» What to produce
Please quote the material exactly, every line of it.

--- begin ---

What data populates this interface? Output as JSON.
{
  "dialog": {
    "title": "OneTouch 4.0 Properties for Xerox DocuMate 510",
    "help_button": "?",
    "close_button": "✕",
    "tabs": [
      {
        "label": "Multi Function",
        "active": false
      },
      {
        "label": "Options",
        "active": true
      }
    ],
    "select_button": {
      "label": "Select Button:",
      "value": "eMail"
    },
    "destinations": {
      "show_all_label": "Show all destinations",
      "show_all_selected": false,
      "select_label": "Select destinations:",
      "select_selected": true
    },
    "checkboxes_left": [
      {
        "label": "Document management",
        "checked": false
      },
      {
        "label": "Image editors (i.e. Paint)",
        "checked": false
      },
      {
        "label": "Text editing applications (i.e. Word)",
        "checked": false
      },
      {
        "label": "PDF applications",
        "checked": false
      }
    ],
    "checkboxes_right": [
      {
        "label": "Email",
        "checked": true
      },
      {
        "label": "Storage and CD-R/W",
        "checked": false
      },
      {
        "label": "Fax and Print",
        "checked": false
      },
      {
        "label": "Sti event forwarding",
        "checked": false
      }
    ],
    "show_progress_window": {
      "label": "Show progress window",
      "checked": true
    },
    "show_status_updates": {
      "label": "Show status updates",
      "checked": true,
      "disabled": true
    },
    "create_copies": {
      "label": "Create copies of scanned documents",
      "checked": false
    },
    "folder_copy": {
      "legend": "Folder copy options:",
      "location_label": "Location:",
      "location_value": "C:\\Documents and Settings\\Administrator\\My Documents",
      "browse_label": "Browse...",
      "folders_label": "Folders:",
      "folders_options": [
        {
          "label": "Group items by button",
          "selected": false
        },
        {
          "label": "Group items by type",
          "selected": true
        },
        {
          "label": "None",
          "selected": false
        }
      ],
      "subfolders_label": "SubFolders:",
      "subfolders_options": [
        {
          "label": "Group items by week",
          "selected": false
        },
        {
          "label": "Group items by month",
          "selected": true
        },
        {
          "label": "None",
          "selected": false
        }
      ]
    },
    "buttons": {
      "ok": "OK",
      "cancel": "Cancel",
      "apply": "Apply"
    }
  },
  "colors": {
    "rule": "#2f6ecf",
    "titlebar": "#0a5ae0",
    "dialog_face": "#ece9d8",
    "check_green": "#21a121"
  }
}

--- end ---

» Solution to the problem
What data populates this interface? Output as JSON.
{
  "dialog": {
    "title": "OneTouch 4.0 Properties for Xerox DocuMate 510",
    "help_button": "?",
    "close_button": "✕",
    "tabs": [
      {
        "label": "Multi Function",
        "active": false
      },
      {
        "label": "Options",
        "active": true
      }
    ],
    "select_button": {
      "label": "Select Button:",
      "value": "eMail"
    },
    "destinations": {
      "show_all_label": "Show all destinations",
      "show_all_selected": false,
      "select_label": "Select destinations:",
      "select_selected": true
    },
    "checkboxes_left": [
      {
        "label": "Document management",
        "checked": false
      },
      {
        "label": "Image editors (i.e. Paint)",
        "checked": false
      },
      {
        "label": "Text editing applications (i.e. Word)",
        "checked": false
      },
      {
        "label": "PDF applications",
        "checked": false
      }
    ],
    "checkboxes_right": [
      {
        "label": "Email",
        "checked": true
      },
      {
        "label": "Storage and CD-R/W",
        "checked": false
      },
      {
        "label": "Fax and Print",
        "checked": false
      },
      {
        "label": "Sti event forwarding",
        "checked": false
      }
    ],
    "show_progress_window": {
      "label": "Show progress window",
      "checked": true
    },
    "show_status_updates": {
      "label": "Show status updates",
      "checked": true,
      "disabled": true
    },
    "create_copies": {
      "label": "Create copies of scanned documents",
      "checked": false
    },
    "folder_copy": {
      "legend": "Folder copy options:",
      "location_label": "Location:",
      "location_value": "C:\\Documents and Settings\\Administrator\\My Documents",
      "browse_label": "Browse...",
      "folders_label": "Folders:",
      "folders_options": [
        {
          "label": "Group items by button",
          "selected": false
        },
        {
          "label": "Group items by type",
          "selected": true
        },
        {
          "label": "None",
          "selected": false
        }
      ],
      "subfolders_label": "SubFolders:",
      "subfolders_options": [
        {
          "label": "Group items by week",
          "selected": false
        },
        {
          "label": "Group items by month",
          "selected": true
        },
        {
          "label": "None",
          "selected": false
        }
      ]
    },
    "buttons": {
      "ok": "OK",
      "cancel": "Cancel",
      "apply": "Apply"
    }
  },
  "colors": {
    "rule": "#2f6ecf",
    "titlebar": "#0a5ae0",
    "dialog_face": "#ece9d8",
    "check_green": "#21a121"
  }
}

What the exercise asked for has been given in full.